Given request »
Reproduce the listing exactly and skip over any pictures.

Entries with figure data
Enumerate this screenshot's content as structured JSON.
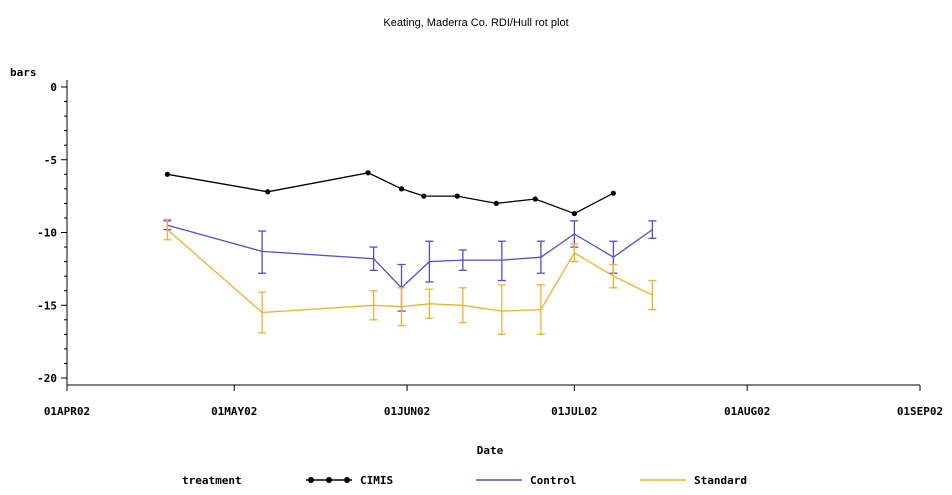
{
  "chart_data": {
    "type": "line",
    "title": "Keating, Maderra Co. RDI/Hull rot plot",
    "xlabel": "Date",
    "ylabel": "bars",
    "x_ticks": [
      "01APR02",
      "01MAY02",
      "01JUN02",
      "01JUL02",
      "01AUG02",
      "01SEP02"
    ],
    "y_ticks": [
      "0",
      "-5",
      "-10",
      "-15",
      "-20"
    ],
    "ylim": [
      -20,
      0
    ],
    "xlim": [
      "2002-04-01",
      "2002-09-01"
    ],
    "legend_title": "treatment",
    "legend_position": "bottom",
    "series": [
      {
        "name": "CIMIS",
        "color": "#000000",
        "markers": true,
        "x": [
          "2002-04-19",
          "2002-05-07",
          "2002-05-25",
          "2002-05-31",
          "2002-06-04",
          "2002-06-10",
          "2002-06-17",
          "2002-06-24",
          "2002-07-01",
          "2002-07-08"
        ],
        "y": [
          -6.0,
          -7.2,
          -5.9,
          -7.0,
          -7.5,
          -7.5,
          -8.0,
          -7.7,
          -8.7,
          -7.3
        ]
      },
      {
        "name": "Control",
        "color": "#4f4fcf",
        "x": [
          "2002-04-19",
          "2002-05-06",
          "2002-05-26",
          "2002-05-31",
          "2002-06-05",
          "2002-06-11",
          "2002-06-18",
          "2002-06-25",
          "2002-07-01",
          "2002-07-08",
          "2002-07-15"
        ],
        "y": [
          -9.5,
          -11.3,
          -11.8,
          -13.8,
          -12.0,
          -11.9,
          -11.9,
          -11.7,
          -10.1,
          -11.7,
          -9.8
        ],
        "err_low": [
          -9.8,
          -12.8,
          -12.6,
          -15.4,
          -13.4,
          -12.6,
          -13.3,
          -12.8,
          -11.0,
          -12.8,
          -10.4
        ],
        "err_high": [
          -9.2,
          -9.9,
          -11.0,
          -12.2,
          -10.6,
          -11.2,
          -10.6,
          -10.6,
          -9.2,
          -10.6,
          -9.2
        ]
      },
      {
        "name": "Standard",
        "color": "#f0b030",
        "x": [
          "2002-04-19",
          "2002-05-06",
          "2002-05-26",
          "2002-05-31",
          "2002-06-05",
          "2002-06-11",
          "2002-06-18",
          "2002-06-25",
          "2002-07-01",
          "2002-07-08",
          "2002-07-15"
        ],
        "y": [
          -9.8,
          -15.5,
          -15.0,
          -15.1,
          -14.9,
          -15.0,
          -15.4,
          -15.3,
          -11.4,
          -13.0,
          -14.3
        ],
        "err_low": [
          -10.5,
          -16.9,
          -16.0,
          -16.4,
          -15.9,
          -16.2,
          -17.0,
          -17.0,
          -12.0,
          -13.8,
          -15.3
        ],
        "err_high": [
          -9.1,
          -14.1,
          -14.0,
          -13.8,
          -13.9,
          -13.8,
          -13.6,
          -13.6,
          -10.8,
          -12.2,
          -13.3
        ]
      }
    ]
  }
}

The reply »
Enumerate this screenshot's content as structured JSON.
{
  "chart_data": {
    "type": "line",
    "title": "Keating, Maderra Co. RDI/Hull rot plot",
    "xlabel": "Date",
    "ylabel": "bars",
    "x_ticks": [
      "01APR02",
      "01MAY02",
      "01JUN02",
      "01JUL02",
      "01AUG02",
      "01SEP02"
    ],
    "y_ticks": [
      "0",
      "-5",
      "-10",
      "-15",
      "-20"
    ],
    "ylim": [
      -20,
      0
    ],
    "xlim": [
      "2002-04-01",
      "2002-09-01"
    ],
    "legend_title": "treatment",
    "legend_position": "bottom",
    "series": [
      {
        "name": "CIMIS",
        "color": "#000000",
        "markers": true,
        "x": [
          "2002-04-19",
          "2002-05-07",
          "2002-05-25",
          "2002-05-31",
          "2002-06-04",
          "2002-06-10",
          "2002-06-17",
          "2002-06-24",
          "2002-07-01",
          "2002-07-08"
        ],
        "y": [
          -6.0,
          -7.2,
          -5.9,
          -7.0,
          -7.5,
          -7.5,
          -8.0,
          -7.7,
          -8.7,
          -7.3
        ]
      },
      {
        "name": "Control",
        "color": "#4f4fcf",
        "x": [
          "2002-04-19",
          "2002-05-06",
          "2002-05-26",
          "2002-05-31",
          "2002-06-05",
          "2002-06-11",
          "2002-06-18",
          "2002-06-25",
          "2002-07-01",
          "2002-07-08",
          "2002-07-15"
        ],
        "y": [
          -9.5,
          -11.3,
          -11.8,
          -13.8,
          -12.0,
          -11.9,
          -11.9,
          -11.7,
          -10.1,
          -11.7,
          -9.8
        ],
        "err_low": [
          -9.8,
          -12.8,
          -12.6,
          -15.4,
          -13.4,
          -12.6,
          -13.3,
          -12.8,
          -11.0,
          -12.8,
          -10.4
        ],
        "err_high": [
          -9.2,
          -9.9,
          -11.0,
          -12.2,
          -10.6,
          -11.2,
          -10.6,
          -10.6,
          -9.2,
          -10.6,
          -9.2
        ]
      },
      {
        "name": "Standard",
        "color": "#f0b030",
        "x": [
          "2002-04-19",
          "2002-05-06",
          "2002-05-26",
          "2002-05-31",
          "2002-06-05",
          "2002-06-11",
          "2002-06-18",
          "2002-06-25",
          "2002-07-01",
          "2002-07-08",
          "2002-07-15"
        ],
        "y": [
          -9.8,
          -15.5,
          -15.0,
          -15.1,
          -14.9,
          -15.0,
          -15.4,
          -15.3,
          -11.4,
          -13.0,
          -14.3
        ],
        "err_low": [
          -10.5,
          -16.9,
          -16.0,
          -16.4,
          -15.9,
          -16.2,
          -17.0,
          -17.0,
          -12.0,
          -13.8,
          -15.3
        ],
        "err_high": [
          -9.1,
          -14.1,
          -14.0,
          -13.8,
          -13.9,
          -13.8,
          -13.6,
          -13.6,
          -10.8,
          -12.2,
          -13.3
        ]
      }
    ]
  }
}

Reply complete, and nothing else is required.